_Your goal_
Copy nothing but the text: repeat each entry exactly and drop the images.

_Excerpted data_
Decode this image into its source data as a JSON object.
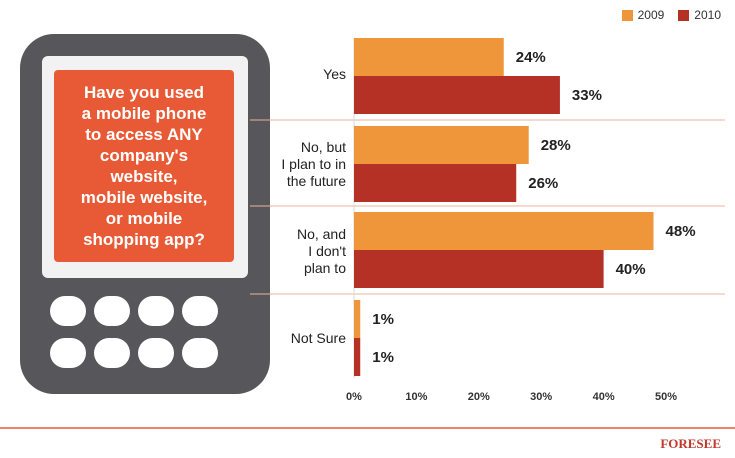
{
  "question": "Have you used\na mobile phone\nto access ANY\ncompany's\nwebsite,\nmobile website,\nor mobile\nshopping app?",
  "legend": [
    {
      "name": "2009",
      "color": "#f0963a"
    },
    {
      "name": "2010",
      "color": "#b53025"
    }
  ],
  "logo_text": "FORESEE",
  "chart_data": {
    "type": "bar",
    "orientation": "horizontal",
    "categories": [
      "Yes",
      "No, but\nI plan to in\nthe future",
      "No, and\nI don't\nplan to",
      "Not Sure"
    ],
    "series": [
      {
        "name": "2009",
        "color": "#f0963a",
        "values": [
          24,
          28,
          48,
          1
        ],
        "labels": [
          "24%",
          "28%",
          "48%",
          "1%"
        ]
      },
      {
        "name": "2010",
        "color": "#b53025",
        "values": [
          33,
          26,
          40,
          1
        ],
        "labels": [
          "33%",
          "26%",
          "40%",
          "1%"
        ]
      }
    ],
    "xlim": [
      0,
      50
    ],
    "xticks": [
      "0%",
      "10%",
      "20%",
      "30%",
      "40%",
      "50%"
    ],
    "legend_position": "top-right",
    "grid": false
  }
}
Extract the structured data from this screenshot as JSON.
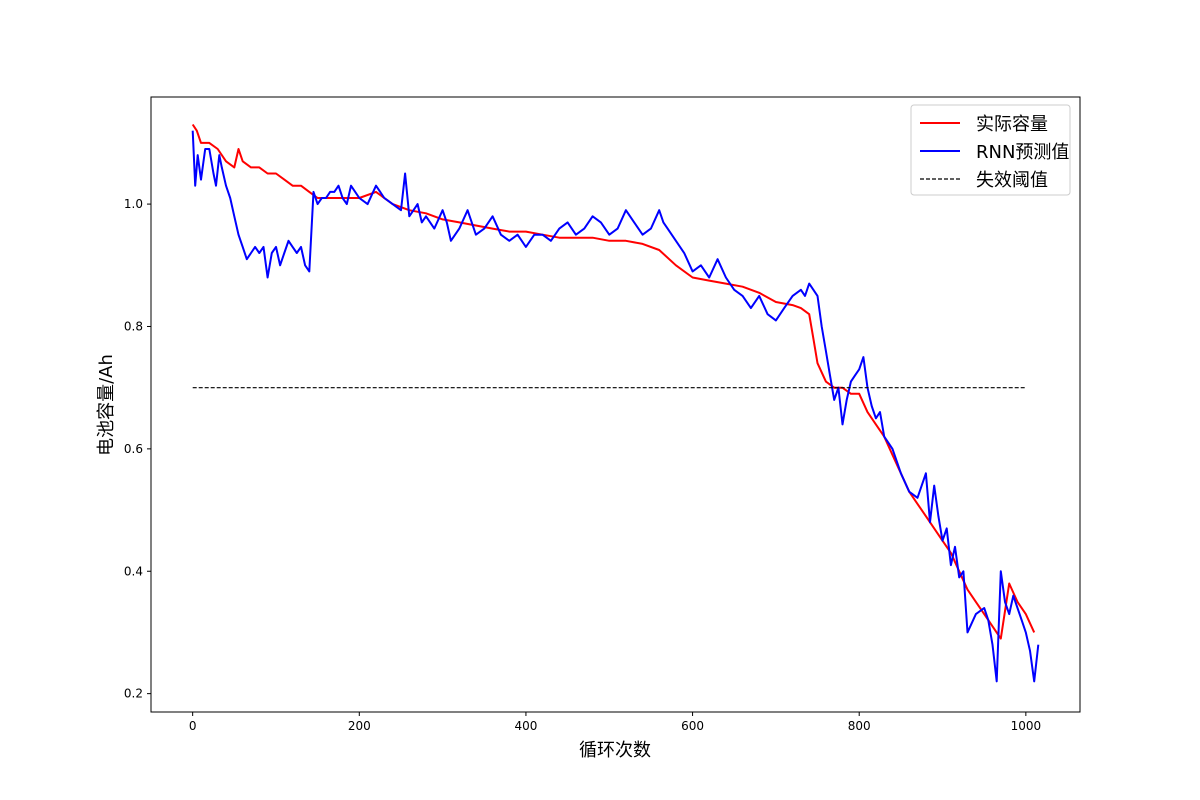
{
  "chart_data": {
    "type": "line",
    "title": "",
    "xlabel": "循环次数",
    "ylabel": "电池容量/Ah",
    "xlim": [
      -50,
      1065
    ],
    "ylim": [
      0.17,
      1.175
    ],
    "xticks": [
      "0",
      "200",
      "400",
      "600",
      "800",
      "1000"
    ],
    "yticks": [
      "0.2",
      "0.4",
      "0.6",
      "0.8",
      "1.0"
    ],
    "grid": false,
    "legend_position": "upper right",
    "series": [
      {
        "name": "实际容量",
        "color": "#ff0000",
        "style": "solid",
        "x": [
          0,
          5,
          10,
          20,
          30,
          40,
          50,
          55,
          60,
          70,
          80,
          90,
          100,
          110,
          120,
          130,
          140,
          150,
          160,
          180,
          200,
          220,
          240,
          260,
          280,
          300,
          320,
          340,
          360,
          380,
          400,
          420,
          440,
          460,
          480,
          500,
          520,
          540,
          560,
          580,
          600,
          620,
          640,
          660,
          680,
          700,
          720,
          730,
          740,
          745,
          750,
          760,
          770,
          780,
          790,
          800,
          810,
          820,
          830,
          840,
          850,
          860,
          870,
          880,
          890,
          900,
          910,
          920,
          930,
          940,
          950,
          960,
          970,
          980,
          990,
          1000,
          1010
        ],
        "values": [
          1.13,
          1.12,
          1.1,
          1.1,
          1.09,
          1.07,
          1.06,
          1.09,
          1.07,
          1.06,
          1.06,
          1.05,
          1.05,
          1.04,
          1.03,
          1.03,
          1.02,
          1.01,
          1.01,
          1.01,
          1.01,
          1.02,
          1.0,
          0.99,
          0.985,
          0.975,
          0.97,
          0.965,
          0.96,
          0.955,
          0.955,
          0.95,
          0.945,
          0.945,
          0.945,
          0.94,
          0.94,
          0.935,
          0.925,
          0.9,
          0.88,
          0.875,
          0.87,
          0.865,
          0.855,
          0.84,
          0.835,
          0.83,
          0.82,
          0.78,
          0.74,
          0.71,
          0.7,
          0.7,
          0.69,
          0.69,
          0.66,
          0.64,
          0.62,
          0.59,
          0.56,
          0.53,
          0.51,
          0.49,
          0.47,
          0.45,
          0.43,
          0.4,
          0.37,
          0.35,
          0.33,
          0.31,
          0.29,
          0.38,
          0.35,
          0.33,
          0.3
        ]
      },
      {
        "name": "RNN预测值",
        "color": "#0000ff",
        "style": "solid",
        "x": [
          0,
          3,
          6,
          10,
          15,
          20,
          25,
          28,
          32,
          35,
          40,
          45,
          50,
          55,
          60,
          65,
          70,
          75,
          80,
          85,
          90,
          95,
          100,
          105,
          110,
          115,
          120,
          125,
          130,
          135,
          140,
          145,
          150,
          155,
          160,
          165,
          170,
          175,
          180,
          185,
          190,
          200,
          210,
          220,
          230,
          240,
          250,
          255,
          260,
          265,
          270,
          275,
          280,
          290,
          300,
          305,
          310,
          320,
          330,
          340,
          350,
          360,
          370,
          380,
          390,
          400,
          410,
          420,
          430,
          440,
          450,
          460,
          470,
          480,
          490,
          500,
          510,
          520,
          530,
          540,
          550,
          560,
          565,
          570,
          580,
          590,
          600,
          610,
          620,
          630,
          640,
          650,
          660,
          670,
          680,
          690,
          700,
          710,
          720,
          730,
          735,
          740,
          745,
          750,
          755,
          760,
          765,
          770,
          775,
          780,
          785,
          790,
          795,
          800,
          805,
          810,
          815,
          820,
          825,
          830,
          840,
          850,
          860,
          870,
          880,
          885,
          890,
          895,
          900,
          905,
          910,
          915,
          920,
          925,
          930,
          940,
          950,
          955,
          960,
          965,
          970,
          975,
          980,
          985,
          990,
          995,
          1000,
          1005,
          1010,
          1015
        ],
        "values": [
          1.12,
          1.03,
          1.08,
          1.04,
          1.09,
          1.09,
          1.05,
          1.03,
          1.08,
          1.06,
          1.03,
          1.01,
          0.98,
          0.95,
          0.93,
          0.91,
          0.92,
          0.93,
          0.92,
          0.93,
          0.88,
          0.92,
          0.93,
          0.9,
          0.92,
          0.94,
          0.93,
          0.92,
          0.93,
          0.9,
          0.89,
          1.02,
          1.0,
          1.01,
          1.01,
          1.02,
          1.02,
          1.03,
          1.01,
          1.0,
          1.03,
          1.01,
          1.0,
          1.03,
          1.01,
          1.0,
          0.99,
          1.05,
          0.98,
          0.99,
          1.0,
          0.97,
          0.98,
          0.96,
          0.99,
          0.97,
          0.94,
          0.96,
          0.99,
          0.95,
          0.96,
          0.98,
          0.95,
          0.94,
          0.95,
          0.93,
          0.95,
          0.95,
          0.94,
          0.96,
          0.97,
          0.95,
          0.96,
          0.98,
          0.97,
          0.95,
          0.96,
          0.99,
          0.97,
          0.95,
          0.96,
          0.99,
          0.97,
          0.96,
          0.94,
          0.92,
          0.89,
          0.9,
          0.88,
          0.91,
          0.88,
          0.86,
          0.85,
          0.83,
          0.85,
          0.82,
          0.81,
          0.83,
          0.85,
          0.86,
          0.85,
          0.87,
          0.86,
          0.85,
          0.8,
          0.76,
          0.72,
          0.68,
          0.7,
          0.64,
          0.68,
          0.71,
          0.72,
          0.73,
          0.75,
          0.7,
          0.67,
          0.65,
          0.66,
          0.62,
          0.6,
          0.56,
          0.53,
          0.52,
          0.56,
          0.48,
          0.54,
          0.49,
          0.45,
          0.47,
          0.41,
          0.44,
          0.39,
          0.4,
          0.3,
          0.33,
          0.34,
          0.32,
          0.28,
          0.22,
          0.4,
          0.35,
          0.33,
          0.36,
          0.34,
          0.32,
          0.3,
          0.27,
          0.22,
          0.28
        ]
      },
      {
        "name": "失效阈值",
        "color": "#000000",
        "style": "dashed",
        "x": [
          0,
          1000
        ],
        "values": [
          0.7,
          0.7
        ]
      }
    ]
  }
}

_Solution below_
Decode this image into its source data as a JSON object.
{
  "question": "Have you used\na mobile phone\nto access ANY\ncompany's\nwebsite,\nmobile website,\nor mobile\nshopping app?",
  "legend": [
    {
      "name": "2009",
      "color": "#f0963a"
    },
    {
      "name": "2010",
      "color": "#b53025"
    }
  ],
  "logo_text": "FORESEE",
  "chart_data": {
    "type": "bar",
    "orientation": "horizontal",
    "categories": [
      "Yes",
      "No, but\nI plan to in\nthe future",
      "No, and\nI don't\nplan to",
      "Not Sure"
    ],
    "series": [
      {
        "name": "2009",
        "color": "#f0963a",
        "values": [
          24,
          28,
          48,
          1
        ],
        "labels": [
          "24%",
          "28%",
          "48%",
          "1%"
        ]
      },
      {
        "name": "2010",
        "color": "#b53025",
        "values": [
          33,
          26,
          40,
          1
        ],
        "labels": [
          "33%",
          "26%",
          "40%",
          "1%"
        ]
      }
    ],
    "xlim": [
      0,
      50
    ],
    "xticks": [
      "0%",
      "10%",
      "20%",
      "30%",
      "40%",
      "50%"
    ],
    "legend_position": "top-right",
    "grid": false
  }
}
Extract the structured data from this screenshot as JSON.
{
  "chart_data": {
    "type": "line",
    "title": "",
    "xlabel": "循环次数",
    "ylabel": "电池容量/Ah",
    "xlim": [
      -50,
      1065
    ],
    "ylim": [
      0.17,
      1.175
    ],
    "xticks": [
      "0",
      "200",
      "400",
      "600",
      "800",
      "1000"
    ],
    "yticks": [
      "0.2",
      "0.4",
      "0.6",
      "0.8",
      "1.0"
    ],
    "grid": false,
    "legend_position": "upper right",
    "series": [
      {
        "name": "实际容量",
        "color": "#ff0000",
        "style": "solid",
        "x": [
          0,
          5,
          10,
          20,
          30,
          40,
          50,
          55,
          60,
          70,
          80,
          90,
          100,
          110,
          120,
          130,
          140,
          150,
          160,
          180,
          200,
          220,
          240,
          260,
          280,
          300,
          320,
          340,
          360,
          380,
          400,
          420,
          440,
          460,
          480,
          500,
          520,
          540,
          560,
          580,
          600,
          620,
          640,
          660,
          680,
          700,
          720,
          730,
          740,
          745,
          750,
          760,
          770,
          780,
          790,
          800,
          810,
          820,
          830,
          840,
          850,
          860,
          870,
          880,
          890,
          900,
          910,
          920,
          930,
          940,
          950,
          960,
          970,
          980,
          990,
          1000,
          1010
        ],
        "values": [
          1.13,
          1.12,
          1.1,
          1.1,
          1.09,
          1.07,
          1.06,
          1.09,
          1.07,
          1.06,
          1.06,
          1.05,
          1.05,
          1.04,
          1.03,
          1.03,
          1.02,
          1.01,
          1.01,
          1.01,
          1.01,
          1.02,
          1.0,
          0.99,
          0.985,
          0.975,
          0.97,
          0.965,
          0.96,
          0.955,
          0.955,
          0.95,
          0.945,
          0.945,
          0.945,
          0.94,
          0.94,
          0.935,
          0.925,
          0.9,
          0.88,
          0.875,
          0.87,
          0.865,
          0.855,
          0.84,
          0.835,
          0.83,
          0.82,
          0.78,
          0.74,
          0.71,
          0.7,
          0.7,
          0.69,
          0.69,
          0.66,
          0.64,
          0.62,
          0.59,
          0.56,
          0.53,
          0.51,
          0.49,
          0.47,
          0.45,
          0.43,
          0.4,
          0.37,
          0.35,
          0.33,
          0.31,
          0.29,
          0.38,
          0.35,
          0.33,
          0.3
        ]
      },
      {
        "name": "RNN预测值",
        "color": "#0000ff",
        "style": "solid",
        "x": [
          0,
          3,
          6,
          10,
          15,
          20,
          25,
          28,
          32,
          35,
          40,
          45,
          50,
          55,
          60,
          65,
          70,
          75,
          80,
          85,
          90,
          95,
          100,
          105,
          110,
          115,
          120,
          125,
          130,
          135,
          140,
          145,
          150,
          155,
          160,
          165,
          170,
          175,
          180,
          185,
          190,
          200,
          210,
          220,
          230,
          240,
          250,
          255,
          260,
          265,
          270,
          275,
          280,
          290,
          300,
          305,
          310,
          320,
          330,
          340,
          350,
          360,
          370,
          380,
          390,
          400,
          410,
          420,
          430,
          440,
          450,
          460,
          470,
          480,
          490,
          500,
          510,
          520,
          530,
          540,
          550,
          560,
          565,
          570,
          580,
          590,
          600,
          610,
          620,
          630,
          640,
          650,
          660,
          670,
          680,
          690,
          700,
          710,
          720,
          730,
          735,
          740,
          745,
          750,
          755,
          760,
          765,
          770,
          775,
          780,
          785,
          790,
          795,
          800,
          805,
          810,
          815,
          820,
          825,
          830,
          840,
          850,
          860,
          870,
          880,
          885,
          890,
          895,
          900,
          905,
          910,
          915,
          920,
          925,
          930,
          940,
          950,
          955,
          960,
          965,
          970,
          975,
          980,
          985,
          990,
          995,
          1000,
          1005,
          1010,
          1015
        ],
        "values": [
          1.12,
          1.03,
          1.08,
          1.04,
          1.09,
          1.09,
          1.05,
          1.03,
          1.08,
          1.06,
          1.03,
          1.01,
          0.98,
          0.95,
          0.93,
          0.91,
          0.92,
          0.93,
          0.92,
          0.93,
          0.88,
          0.92,
          0.93,
          0.9,
          0.92,
          0.94,
          0.93,
          0.92,
          0.93,
          0.9,
          0.89,
          1.02,
          1.0,
          1.01,
          1.01,
          1.02,
          1.02,
          1.03,
          1.01,
          1.0,
          1.03,
          1.01,
          1.0,
          1.03,
          1.01,
          1.0,
          0.99,
          1.05,
          0.98,
          0.99,
          1.0,
          0.97,
          0.98,
          0.96,
          0.99,
          0.97,
          0.94,
          0.96,
          0.99,
          0.95,
          0.96,
          0.98,
          0.95,
          0.94,
          0.95,
          0.93,
          0.95,
          0.95,
          0.94,
          0.96,
          0.97,
          0.95,
          0.96,
          0.98,
          0.97,
          0.95,
          0.96,
          0.99,
          0.97,
          0.95,
          0.96,
          0.99,
          0.97,
          0.96,
          0.94,
          0.92,
          0.89,
          0.9,
          0.88,
          0.91,
          0.88,
          0.86,
          0.85,
          0.83,
          0.85,
          0.82,
          0.81,
          0.83,
          0.85,
          0.86,
          0.85,
          0.87,
          0.86,
          0.85,
          0.8,
          0.76,
          0.72,
          0.68,
          0.7,
          0.64,
          0.68,
          0.71,
          0.72,
          0.73,
          0.75,
          0.7,
          0.67,
          0.65,
          0.66,
          0.62,
          0.6,
          0.56,
          0.53,
          0.52,
          0.56,
          0.48,
          0.54,
          0.49,
          0.45,
          0.47,
          0.41,
          0.44,
          0.39,
          0.4,
          0.3,
          0.33,
          0.34,
          0.32,
          0.28,
          0.22,
          0.4,
          0.35,
          0.33,
          0.36,
          0.34,
          0.32,
          0.3,
          0.27,
          0.22,
          0.28
        ]
      },
      {
        "name": "失效阈值",
        "color": "#000000",
        "style": "dashed",
        "x": [
          0,
          1000
        ],
        "values": [
          0.7,
          0.7
        ]
      }
    ]
  }
}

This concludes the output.